*Do this*.
Each line below must be set down exactly; omit any image you find.

━━━━━ Records to use

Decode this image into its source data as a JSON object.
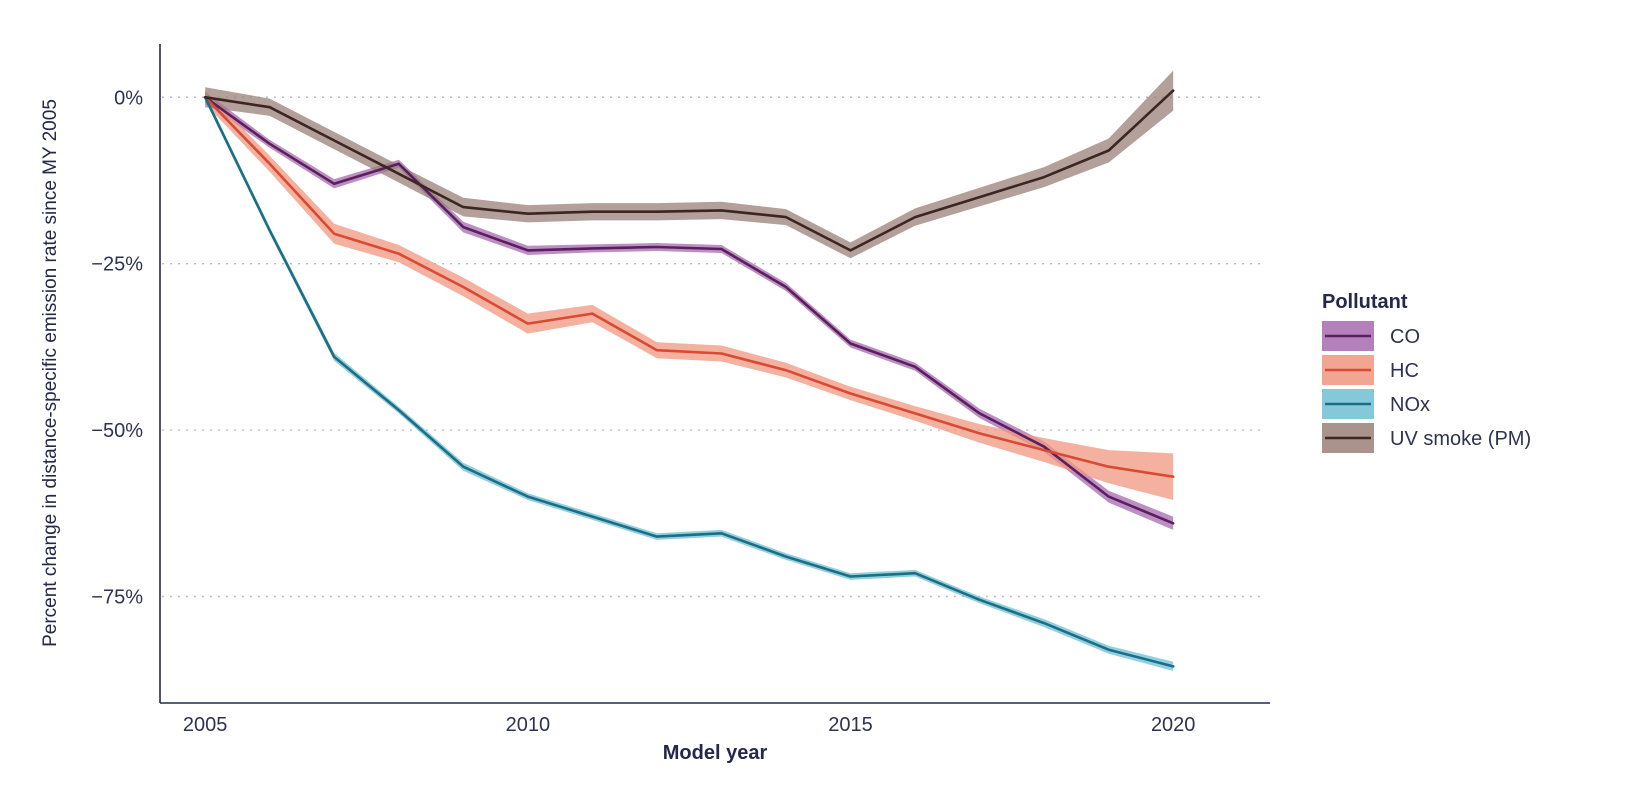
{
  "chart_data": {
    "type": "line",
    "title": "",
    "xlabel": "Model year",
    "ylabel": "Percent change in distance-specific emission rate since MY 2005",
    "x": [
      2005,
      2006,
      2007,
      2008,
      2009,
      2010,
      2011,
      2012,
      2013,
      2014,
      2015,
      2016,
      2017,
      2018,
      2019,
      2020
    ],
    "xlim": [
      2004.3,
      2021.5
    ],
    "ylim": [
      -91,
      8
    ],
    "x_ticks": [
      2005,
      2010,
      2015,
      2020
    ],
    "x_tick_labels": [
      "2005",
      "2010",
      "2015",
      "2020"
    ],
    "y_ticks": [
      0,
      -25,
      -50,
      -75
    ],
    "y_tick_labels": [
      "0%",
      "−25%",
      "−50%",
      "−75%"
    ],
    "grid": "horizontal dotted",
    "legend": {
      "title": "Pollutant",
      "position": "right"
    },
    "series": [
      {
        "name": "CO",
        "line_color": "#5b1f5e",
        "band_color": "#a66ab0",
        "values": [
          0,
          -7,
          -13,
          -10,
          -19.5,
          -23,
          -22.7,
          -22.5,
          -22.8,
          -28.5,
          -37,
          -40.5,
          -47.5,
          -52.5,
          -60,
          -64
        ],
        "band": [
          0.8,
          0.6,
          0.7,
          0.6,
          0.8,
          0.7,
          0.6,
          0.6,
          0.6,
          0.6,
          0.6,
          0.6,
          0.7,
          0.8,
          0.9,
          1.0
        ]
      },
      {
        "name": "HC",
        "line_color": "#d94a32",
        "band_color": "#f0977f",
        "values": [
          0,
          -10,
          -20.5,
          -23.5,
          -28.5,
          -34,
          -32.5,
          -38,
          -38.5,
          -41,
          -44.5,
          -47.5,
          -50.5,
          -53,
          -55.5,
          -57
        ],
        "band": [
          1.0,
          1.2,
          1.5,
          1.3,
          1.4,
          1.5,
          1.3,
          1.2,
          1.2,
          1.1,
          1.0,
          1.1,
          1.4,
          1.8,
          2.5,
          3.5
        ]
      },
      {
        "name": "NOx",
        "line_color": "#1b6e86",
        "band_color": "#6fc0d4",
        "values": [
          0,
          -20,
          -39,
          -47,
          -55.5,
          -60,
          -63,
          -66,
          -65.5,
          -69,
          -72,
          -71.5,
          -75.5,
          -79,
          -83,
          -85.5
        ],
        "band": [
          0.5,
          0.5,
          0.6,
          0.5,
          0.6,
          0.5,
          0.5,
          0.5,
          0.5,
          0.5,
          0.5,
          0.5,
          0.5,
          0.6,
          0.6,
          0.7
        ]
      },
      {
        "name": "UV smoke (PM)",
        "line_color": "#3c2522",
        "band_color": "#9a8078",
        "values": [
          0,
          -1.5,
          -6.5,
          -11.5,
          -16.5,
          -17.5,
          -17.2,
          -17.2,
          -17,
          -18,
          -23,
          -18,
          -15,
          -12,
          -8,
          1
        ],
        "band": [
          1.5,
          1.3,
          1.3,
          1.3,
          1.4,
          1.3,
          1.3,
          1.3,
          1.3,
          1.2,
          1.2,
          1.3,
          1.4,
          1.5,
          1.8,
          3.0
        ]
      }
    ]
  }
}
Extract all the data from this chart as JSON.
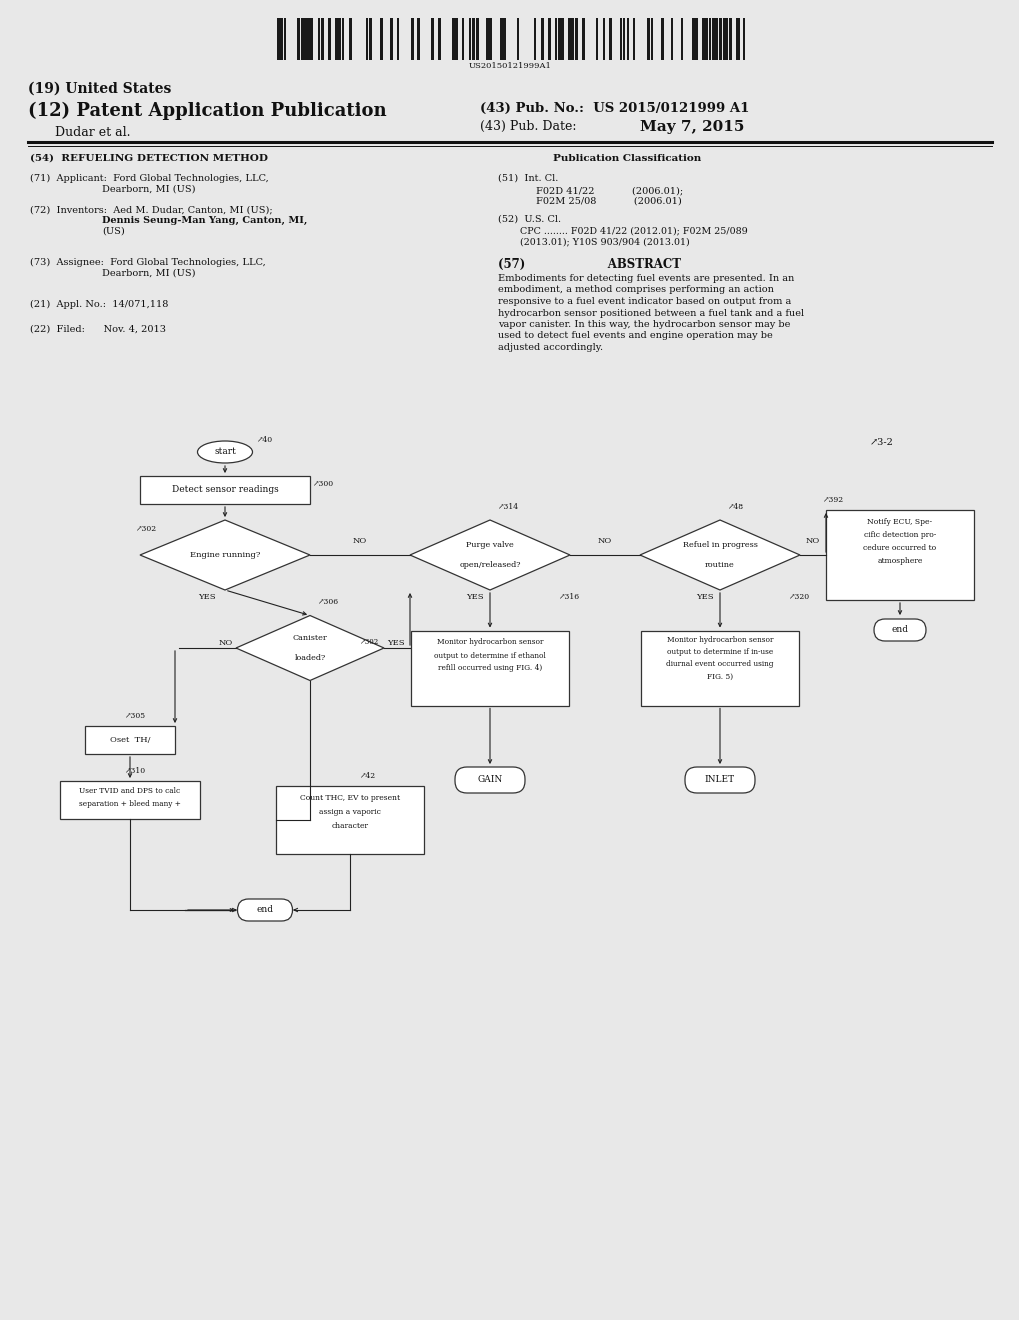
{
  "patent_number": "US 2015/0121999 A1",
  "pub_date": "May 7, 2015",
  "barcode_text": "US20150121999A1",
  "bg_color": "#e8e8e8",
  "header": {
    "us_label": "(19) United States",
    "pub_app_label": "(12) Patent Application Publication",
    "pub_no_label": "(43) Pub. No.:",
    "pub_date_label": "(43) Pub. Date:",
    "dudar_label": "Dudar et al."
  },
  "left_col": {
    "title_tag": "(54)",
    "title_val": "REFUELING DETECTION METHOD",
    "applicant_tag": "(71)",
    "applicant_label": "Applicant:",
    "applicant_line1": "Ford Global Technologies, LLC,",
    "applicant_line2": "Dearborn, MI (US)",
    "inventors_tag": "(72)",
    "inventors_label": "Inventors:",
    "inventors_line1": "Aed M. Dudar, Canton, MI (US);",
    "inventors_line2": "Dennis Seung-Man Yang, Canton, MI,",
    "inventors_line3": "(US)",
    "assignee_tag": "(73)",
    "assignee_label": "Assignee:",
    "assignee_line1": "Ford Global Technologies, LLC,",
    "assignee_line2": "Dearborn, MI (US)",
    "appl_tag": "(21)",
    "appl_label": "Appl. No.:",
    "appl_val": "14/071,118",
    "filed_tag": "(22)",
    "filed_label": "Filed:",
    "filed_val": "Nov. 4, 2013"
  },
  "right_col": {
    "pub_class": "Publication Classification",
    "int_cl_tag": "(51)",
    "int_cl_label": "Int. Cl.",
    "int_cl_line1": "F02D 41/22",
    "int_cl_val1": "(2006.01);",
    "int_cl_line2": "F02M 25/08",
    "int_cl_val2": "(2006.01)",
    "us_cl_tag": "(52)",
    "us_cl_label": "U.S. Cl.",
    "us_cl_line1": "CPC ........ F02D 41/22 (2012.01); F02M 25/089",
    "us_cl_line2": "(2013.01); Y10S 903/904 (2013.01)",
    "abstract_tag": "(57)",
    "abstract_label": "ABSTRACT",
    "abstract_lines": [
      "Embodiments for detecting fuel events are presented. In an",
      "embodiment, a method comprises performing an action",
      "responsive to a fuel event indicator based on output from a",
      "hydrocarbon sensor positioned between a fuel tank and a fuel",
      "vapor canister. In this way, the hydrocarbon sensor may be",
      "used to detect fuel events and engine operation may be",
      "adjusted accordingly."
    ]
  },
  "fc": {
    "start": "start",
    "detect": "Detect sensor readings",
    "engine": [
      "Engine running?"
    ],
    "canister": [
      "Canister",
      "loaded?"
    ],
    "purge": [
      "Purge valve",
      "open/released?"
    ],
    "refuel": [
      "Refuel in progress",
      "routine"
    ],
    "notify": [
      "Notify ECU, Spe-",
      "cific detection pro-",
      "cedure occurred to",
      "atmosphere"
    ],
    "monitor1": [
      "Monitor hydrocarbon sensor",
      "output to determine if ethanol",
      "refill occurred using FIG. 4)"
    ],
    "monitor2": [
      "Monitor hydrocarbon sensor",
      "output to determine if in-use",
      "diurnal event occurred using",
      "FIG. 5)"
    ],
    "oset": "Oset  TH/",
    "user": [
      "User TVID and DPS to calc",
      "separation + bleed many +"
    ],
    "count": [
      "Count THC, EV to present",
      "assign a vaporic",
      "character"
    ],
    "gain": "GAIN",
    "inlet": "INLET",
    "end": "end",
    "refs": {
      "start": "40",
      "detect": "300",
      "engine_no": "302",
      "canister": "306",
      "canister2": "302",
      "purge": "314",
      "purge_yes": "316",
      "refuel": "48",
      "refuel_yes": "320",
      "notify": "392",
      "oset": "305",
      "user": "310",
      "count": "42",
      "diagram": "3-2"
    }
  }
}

━━━━━━━━━━

*Answer in full*.
Decode this image into its source data as a JSON object.
{
  "chart_data": {
    "type": "line",
    "title": "",
    "xlabel": "Model year",
    "ylabel": "Percent change in distance-specific emission rate since MY 2005",
    "x": [
      2005,
      2006,
      2007,
      2008,
      2009,
      2010,
      2011,
      2012,
      2013,
      2014,
      2015,
      2016,
      2017,
      2018,
      2019,
      2020
    ],
    "xlim": [
      2004.3,
      2021.5
    ],
    "ylim": [
      -91,
      8
    ],
    "x_ticks": [
      2005,
      2010,
      2015,
      2020
    ],
    "x_tick_labels": [
      "2005",
      "2010",
      "2015",
      "2020"
    ],
    "y_ticks": [
      0,
      -25,
      -50,
      -75
    ],
    "y_tick_labels": [
      "0%",
      "−25%",
      "−50%",
      "−75%"
    ],
    "grid": "horizontal dotted",
    "legend": {
      "title": "Pollutant",
      "position": "right"
    },
    "series": [
      {
        "name": "CO",
        "line_color": "#5b1f5e",
        "band_color": "#a66ab0",
        "values": [
          0,
          -7,
          -13,
          -10,
          -19.5,
          -23,
          -22.7,
          -22.5,
          -22.8,
          -28.5,
          -37,
          -40.5,
          -47.5,
          -52.5,
          -60,
          -64
        ],
        "band": [
          0.8,
          0.6,
          0.7,
          0.6,
          0.8,
          0.7,
          0.6,
          0.6,
          0.6,
          0.6,
          0.6,
          0.6,
          0.7,
          0.8,
          0.9,
          1.0
        ]
      },
      {
        "name": "HC",
        "line_color": "#d94a32",
        "band_color": "#f0977f",
        "values": [
          0,
          -10,
          -20.5,
          -23.5,
          -28.5,
          -34,
          -32.5,
          -38,
          -38.5,
          -41,
          -44.5,
          -47.5,
          -50.5,
          -53,
          -55.5,
          -57
        ],
        "band": [
          1.0,
          1.2,
          1.5,
          1.3,
          1.4,
          1.5,
          1.3,
          1.2,
          1.2,
          1.1,
          1.0,
          1.1,
          1.4,
          1.8,
          2.5,
          3.5
        ]
      },
      {
        "name": "NOx",
        "line_color": "#1b6e86",
        "band_color": "#6fc0d4",
        "values": [
          0,
          -20,
          -39,
          -47,
          -55.5,
          -60,
          -63,
          -66,
          -65.5,
          -69,
          -72,
          -71.5,
          -75.5,
          -79,
          -83,
          -85.5
        ],
        "band": [
          0.5,
          0.5,
          0.6,
          0.5,
          0.6,
          0.5,
          0.5,
          0.5,
          0.5,
          0.5,
          0.5,
          0.5,
          0.5,
          0.6,
          0.6,
          0.7
        ]
      },
      {
        "name": "UV smoke (PM)",
        "line_color": "#3c2522",
        "band_color": "#9a8078",
        "values": [
          0,
          -1.5,
          -6.5,
          -11.5,
          -16.5,
          -17.5,
          -17.2,
          -17.2,
          -17,
          -18,
          -23,
          -18,
          -15,
          -12,
          -8,
          1
        ],
        "band": [
          1.5,
          1.3,
          1.3,
          1.3,
          1.4,
          1.3,
          1.3,
          1.3,
          1.3,
          1.2,
          1.2,
          1.3,
          1.4,
          1.5,
          1.8,
          3.0
        ]
      }
    ]
  }
}
Extract all the data from this chart as JSON.
{
  "patent_number": "US 2015/0121999 A1",
  "pub_date": "May 7, 2015",
  "barcode_text": "US20150121999A1",
  "bg_color": "#e8e8e8",
  "header": {
    "us_label": "(19) United States",
    "pub_app_label": "(12) Patent Application Publication",
    "pub_no_label": "(43) Pub. No.:",
    "pub_date_label": "(43) Pub. Date:",
    "dudar_label": "Dudar et al."
  },
  "left_col": {
    "title_tag": "(54)",
    "title_val": "REFUELING DETECTION METHOD",
    "applicant_tag": "(71)",
    "applicant_label": "Applicant:",
    "applicant_line1": "Ford Global Technologies, LLC,",
    "applicant_line2": "Dearborn, MI (US)",
    "inventors_tag": "(72)",
    "inventors_label": "Inventors:",
    "inventors_line1": "Aed M. Dudar, Canton, MI (US);",
    "inventors_line2": "Dennis Seung-Man Yang, Canton, MI,",
    "inventors_line3": "(US)",
    "assignee_tag": "(73)",
    "assignee_label": "Assignee:",
    "assignee_line1": "Ford Global Technologies, LLC,",
    "assignee_line2": "Dearborn, MI (US)",
    "appl_tag": "(21)",
    "appl_label": "Appl. No.:",
    "appl_val": "14/071,118",
    "filed_tag": "(22)",
    "filed_label": "Filed:",
    "filed_val": "Nov. 4, 2013"
  },
  "right_col": {
    "pub_class": "Publication Classification",
    "int_cl_tag": "(51)",
    "int_cl_label": "Int. Cl.",
    "int_cl_line1": "F02D 41/22",
    "int_cl_val1": "(2006.01);",
    "int_cl_line2": "F02M 25/08",
    "int_cl_val2": "(2006.01)",
    "us_cl_tag": "(52)",
    "us_cl_label": "U.S. Cl.",
    "us_cl_line1": "CPC ........ F02D 41/22 (2012.01); F02M 25/089",
    "us_cl_line2": "(2013.01); Y10S 903/904 (2013.01)",
    "abstract_tag": "(57)",
    "abstract_label": "ABSTRACT",
    "abstract_lines": [
      "Embodiments for detecting fuel events are presented. In an",
      "embodiment, a method comprises performing an action",
      "responsive to a fuel event indicator based on output from a",
      "hydrocarbon sensor positioned between a fuel tank and a fuel",
      "vapor canister. In this way, the hydrocarbon sensor may be",
      "used to detect fuel events and engine operation may be",
      "adjusted accordingly."
    ]
  },
  "fc": {
    "start": "start",
    "detect": "Detect sensor readings",
    "engine": [
      "Engine running?"
    ],
    "canister": [
      "Canister",
      "loaded?"
    ],
    "purge": [
      "Purge valve",
      "open/released?"
    ],
    "refuel": [
      "Refuel in progress",
      "routine"
    ],
    "notify": [
      "Notify ECU, Spe-",
      "cific detection pro-",
      "cedure occurred to",
      "atmosphere"
    ],
    "monitor1": [
      "Monitor hydrocarbon sensor",
      "output to determine if ethanol",
      "refill occurred using FIG. 4)"
    ],
    "monitor2": [
      "Monitor hydrocarbon sensor",
      "output to determine if in-use",
      "diurnal event occurred using",
      "FIG. 5)"
    ],
    "oset": "Oset  TH/",
    "user": [
      "User TVID and DPS to calc",
      "separation + bleed many +"
    ],
    "count": [
      "Count THC, EV to present",
      "assign a vaporic",
      "character"
    ],
    "gain": "GAIN",
    "inlet": "INLET",
    "end": "end",
    "refs": {
      "start": "40",
      "detect": "300",
      "engine_no": "302",
      "canister": "306",
      "canister2": "302",
      "purge": "314",
      "purge_yes": "316",
      "refuel": "48",
      "refuel_yes": "320",
      "notify": "392",
      "oset": "305",
      "user": "310",
      "count": "42",
      "diagram": "3-2"
    }
  }
}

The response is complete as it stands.